Exercise aim
Rewrite the stretch of the on-page SEO checklist below from "But here’s what" through "sites don’t have.", swapping "useful" for "valuable".

The No-BS On-Page SEO Checklist for 2026: What Actually Works Now

December 1, 2025

On-page SEO strategies and checklist for 2026

What’s Actually Working in On-Page SEO Right Now (2026)

Hey, Jeff Lenney here. If you’re looking for another “10 on-page SEO tips” listicle, this isn’t it. I’m going to tell you what’s actually working in 2026 based on campaigns I’m running right now, not what some SEO tool blog says you should be doing.

Quick story first. Back when I worked with Timothy Sykes, his site was buried on page 5 for ‘penny stocks’. Hugely competitive term. We got him to page 1, position #10, using purely on-page optimization. No backlinks. No sketchy tactics. Just solid on-page work.

Then we added backlinks and he shot up to the top half of page 1. But here’s the thing: the on-page work got us 80% of the way there. That’s what most people miss. They’re out there chasing backlinks when their on-page is a mess.

The AI Content Situation (Let’s Just Be Honest)

Everyone’s using AI content now. You are, I am, your competitors definitely are. Google knows this. They’re not stupid.

But here’s what I’m seeing in actual campaigns: Google doesn’t care if AI wrote your content. They care if it’s useful and if it has something unique that other sites don’t have.

I had a real estate client last month, luxury agent in Newport Beach. Her content was all AI-generated, and it was ranking terribly. Not because it was AI, but because every paragraph could have been on any other real estate site. Zero personality. Zero unique insights. Just generic “contact me to find your dream home” garbage.

We fixed it by injecting her actual experience. She’d sold 38 homes in a specific neighborhood last year, so we added that. She knew the HOA drama in certain communities, so we wrote about that. Suddenly Google started paying attention because the content had information you couldn’t get anywhere else.

That’s the key with AI content in 2026: use it as a starting point, then layer in the stuff only you know. Your actual client stories. Your failures (yeah, talk about those too). Your observations about what’s changing in your market.

When I write about SEO for real estate agents, I mention specific Irvine neighborhoods I’ve worked in. I talk about agents I’ve worked with. I drop in actual numbers from campaigns. That’s what makes the difference.

E-E-A-T Is Still King (And Most People Are Doing It Wrong)

Google added that extra ‘E’ for Experience a while back, and they’re getting way better at detecting whether you actually know what you’re talking about or you’re just another content farm.

I looked at about 50 real estate agent sites last month. Want to know what 47 of them said in their bio? Some variation of “I love helping families find their dream home.”

Google doesn’t care about your passion. They want proof you know what you’re doing.

Here’s what actually works:

  • Specific numbers. Not “I’m a top producer” but “I sold 38 homes in Turtle Rock last year with an average sale price 7% above list.” Link to something that verifies it if you can.

Supplied material

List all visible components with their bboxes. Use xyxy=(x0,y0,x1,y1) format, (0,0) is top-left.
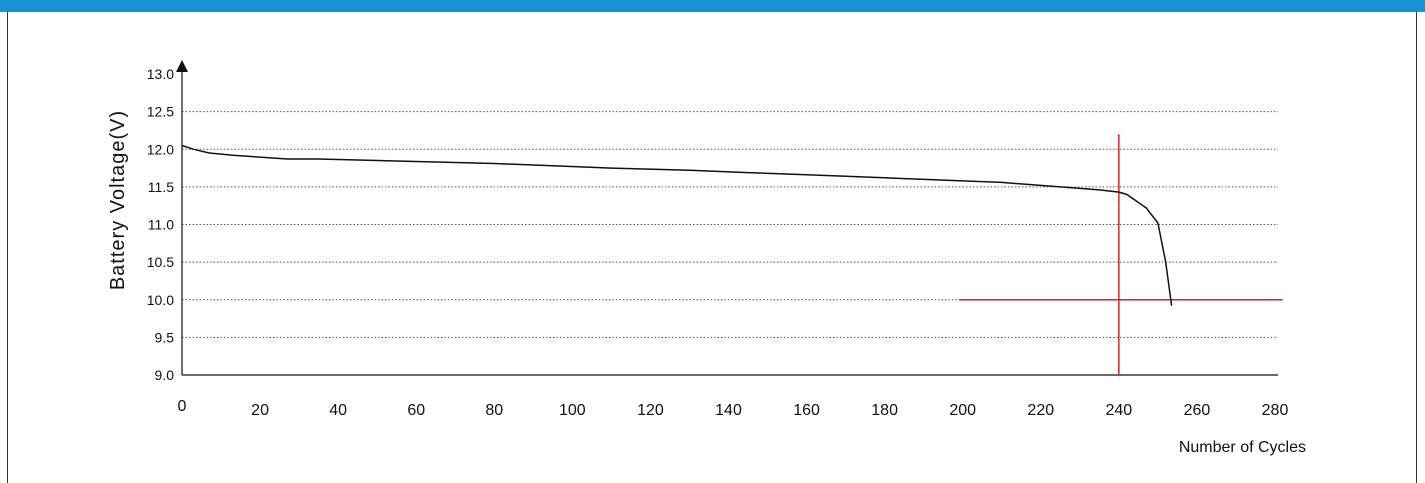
y-tick-label-6: 12.0 xyxy=(147,141,174,157)
x-tick-label-13: 260 xyxy=(1184,402,1211,419)
x-tick-label-14: 280 xyxy=(1262,402,1289,419)
x-tick-label-5: 100 xyxy=(559,402,586,419)
y-tick-label-5: 11.5 xyxy=(148,179,174,195)
limit-markers xyxy=(958,134,1283,375)
top-accent-bar xyxy=(0,0,1425,12)
y-axis-arrow-icon xyxy=(176,60,188,72)
x-axis-label: Number of Cycles xyxy=(1179,439,1306,456)
y-tick-label-3: 10.5 xyxy=(147,254,174,270)
y-axis-label: Battery Voltage(V) xyxy=(107,110,129,290)
x-tick-labels: 0 20 40 60 80 100 120 140 160 180 200 220 240 260 280 xyxy=(178,398,1289,419)
y-tick-label-7: 12.5 xyxy=(147,104,174,120)
x-tick-label-0: 0 xyxy=(178,398,187,415)
grid-lines xyxy=(182,111,1278,338)
chart-frame: 9.0 9.5 10.0 10.5 11.0 11.5 12.0 12.5 13.0 0 20 40… xyxy=(7,12,1417,483)
y-tick-label-0: 9.0 xyxy=(155,367,175,383)
y-tick-label-4: 11.0 xyxy=(148,217,174,233)
x-tick-label-2: 40 xyxy=(329,402,347,419)
x-tick-label-7: 140 xyxy=(715,402,742,419)
y-tick-label-2: 10.0 xyxy=(147,292,174,308)
x-tick-label-3: 60 xyxy=(407,402,425,419)
x-tick-label-10: 200 xyxy=(949,402,976,419)
y-tick-label-1: 9.5 xyxy=(155,329,175,345)
y-tick-label-8: 13.0 xyxy=(147,66,174,82)
x-tick-label-4: 80 xyxy=(485,402,503,419)
x-tick-label-12: 240 xyxy=(1106,402,1133,419)
x-tick-label-11: 220 xyxy=(1027,402,1054,419)
y-tick-labels: 9.0 9.5 10.0 10.5 11.0 11.5 12.0 12.5 13.0 xyxy=(147,66,174,383)
x-tick-label-9: 180 xyxy=(871,402,898,419)
axes xyxy=(176,60,1278,376)
voltage-series xyxy=(181,144,1173,306)
x-tick-label-1: 20 xyxy=(251,402,269,419)
x-tick-label-8: 160 xyxy=(793,402,820,419)
voltage-line-0 xyxy=(181,144,1173,306)
battery-cycle-chart: 9.0 9.5 10.0 10.5 11.0 11.5 12.0 12.5 13.0 0 20 40… xyxy=(107,60,1306,456)
x-tick-label-6: 120 xyxy=(637,402,664,419)
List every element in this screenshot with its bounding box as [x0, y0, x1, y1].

Response to the exercise
But here’s what I’m seeing in actual campaigns: Google doesn’t care if AI wrote your content. They care if it’s valuable and if it has something unique that other sites don’t have.